Data items
"""

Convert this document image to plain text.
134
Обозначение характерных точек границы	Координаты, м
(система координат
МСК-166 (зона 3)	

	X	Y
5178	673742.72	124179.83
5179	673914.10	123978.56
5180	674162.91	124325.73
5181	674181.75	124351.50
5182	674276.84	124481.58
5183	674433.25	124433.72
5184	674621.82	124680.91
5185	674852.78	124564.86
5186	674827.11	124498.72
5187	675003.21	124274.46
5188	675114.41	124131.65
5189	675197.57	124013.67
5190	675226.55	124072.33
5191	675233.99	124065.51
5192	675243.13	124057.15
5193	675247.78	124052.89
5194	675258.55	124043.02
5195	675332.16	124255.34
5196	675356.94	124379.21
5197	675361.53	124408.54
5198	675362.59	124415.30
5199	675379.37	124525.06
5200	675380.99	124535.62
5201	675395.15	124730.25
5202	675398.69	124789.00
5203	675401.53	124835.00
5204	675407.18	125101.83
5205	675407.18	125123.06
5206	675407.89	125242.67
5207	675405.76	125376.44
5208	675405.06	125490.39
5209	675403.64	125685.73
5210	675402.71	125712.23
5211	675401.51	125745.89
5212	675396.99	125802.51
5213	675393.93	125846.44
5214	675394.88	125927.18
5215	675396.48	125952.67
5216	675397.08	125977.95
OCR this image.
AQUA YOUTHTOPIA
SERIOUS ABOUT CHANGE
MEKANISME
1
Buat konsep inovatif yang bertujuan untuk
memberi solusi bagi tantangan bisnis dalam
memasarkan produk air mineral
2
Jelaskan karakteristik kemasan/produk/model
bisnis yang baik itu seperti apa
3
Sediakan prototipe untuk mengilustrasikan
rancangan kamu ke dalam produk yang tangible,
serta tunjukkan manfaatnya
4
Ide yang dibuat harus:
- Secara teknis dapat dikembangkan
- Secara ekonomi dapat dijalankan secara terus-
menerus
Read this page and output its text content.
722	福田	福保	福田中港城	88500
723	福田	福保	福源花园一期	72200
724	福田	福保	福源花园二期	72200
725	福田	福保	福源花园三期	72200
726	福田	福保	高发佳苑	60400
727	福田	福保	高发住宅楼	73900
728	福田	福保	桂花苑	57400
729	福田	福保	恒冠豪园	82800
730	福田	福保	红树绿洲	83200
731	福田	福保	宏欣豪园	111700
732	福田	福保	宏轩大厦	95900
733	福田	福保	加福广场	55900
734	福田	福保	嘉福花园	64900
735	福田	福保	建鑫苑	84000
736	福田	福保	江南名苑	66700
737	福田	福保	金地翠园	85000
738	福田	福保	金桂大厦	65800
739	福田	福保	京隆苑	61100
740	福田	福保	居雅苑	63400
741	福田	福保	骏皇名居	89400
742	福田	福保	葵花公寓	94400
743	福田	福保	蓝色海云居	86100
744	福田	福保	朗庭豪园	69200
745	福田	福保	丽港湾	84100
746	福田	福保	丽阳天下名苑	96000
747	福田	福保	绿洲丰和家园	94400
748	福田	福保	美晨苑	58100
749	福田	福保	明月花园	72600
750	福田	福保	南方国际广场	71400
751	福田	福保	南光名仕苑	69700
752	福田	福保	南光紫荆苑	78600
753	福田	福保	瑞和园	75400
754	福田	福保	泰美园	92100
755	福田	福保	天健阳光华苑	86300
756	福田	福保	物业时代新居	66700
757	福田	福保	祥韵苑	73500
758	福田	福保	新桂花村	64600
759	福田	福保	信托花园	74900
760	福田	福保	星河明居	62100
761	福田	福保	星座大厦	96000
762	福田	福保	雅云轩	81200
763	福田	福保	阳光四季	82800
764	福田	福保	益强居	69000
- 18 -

"""

*What to produce*.
Reproduce the lines from the one containing "Read this page and output its text content." to the end of the entries, keeping both ends and adding nothing.

*Correct answer*.
Read this page and output its text content.
722	福田	福保	福田中港城	88500
723	福田	福保	福源花园一期	72200
724	福田	福保	福源花园二期	72200
725	福田	福保	福源花园三期	72200
726	福田	福保	高发佳苑	60400
727	福田	福保	高发住宅楼	73900
728	福田	福保	桂花苑	57400
729	福田	福保	恒冠豪园	82800
730	福田	福保	红树绿洲	83200
731	福田	福保	宏欣豪园	111700
732	福田	福保	宏轩大厦	95900
733	福田	福保	加福广场	55900
734	福田	福保	嘉福花园	64900
735	福田	福保	建鑫苑	84000
736	福田	福保	江南名苑	66700
737	福田	福保	金地翠园	85000
738	福田	福保	金桂大厦	65800
739	福田	福保	京隆苑	61100
740	福田	福保	居雅苑	63400
741	福田	福保	骏皇名居	89400
742	福田	福保	葵花公寓	94400
743	福田	福保	蓝色海云居	86100
744	福田	福保	朗庭豪园	69200
745	福田	福保	丽港湾	84100
746	福田	福保	丽阳天下名苑	96000
747	福田	福保	绿洲丰和家园	94400
748	福田	福保	美晨苑	58100
749	福田	福保	明月花园	72600
750	福田	福保	南方国际广场	71400
751	福田	福保	南光名仕苑	69700
752	福田	福保	南光紫荆苑	78600
753	福田	福保	瑞和园	75400
754	福田	福保	泰美园	92100
755	福田	福保	天健阳光华苑	86300
756	福田	福保	物业时代新居	66700
757	福田	福保	祥韵苑	73500
758	福田	福保	新桂花村	64600
759	福田	福保	信托花园	74900
760	福田	福保	星河明居	62100
761	福田	福保	星座大厦	96000
762	福田	福保	雅云轩	81200
763	福田	福保	阳光四季	82800
764	福田	福保	益强居	69000
- 18 -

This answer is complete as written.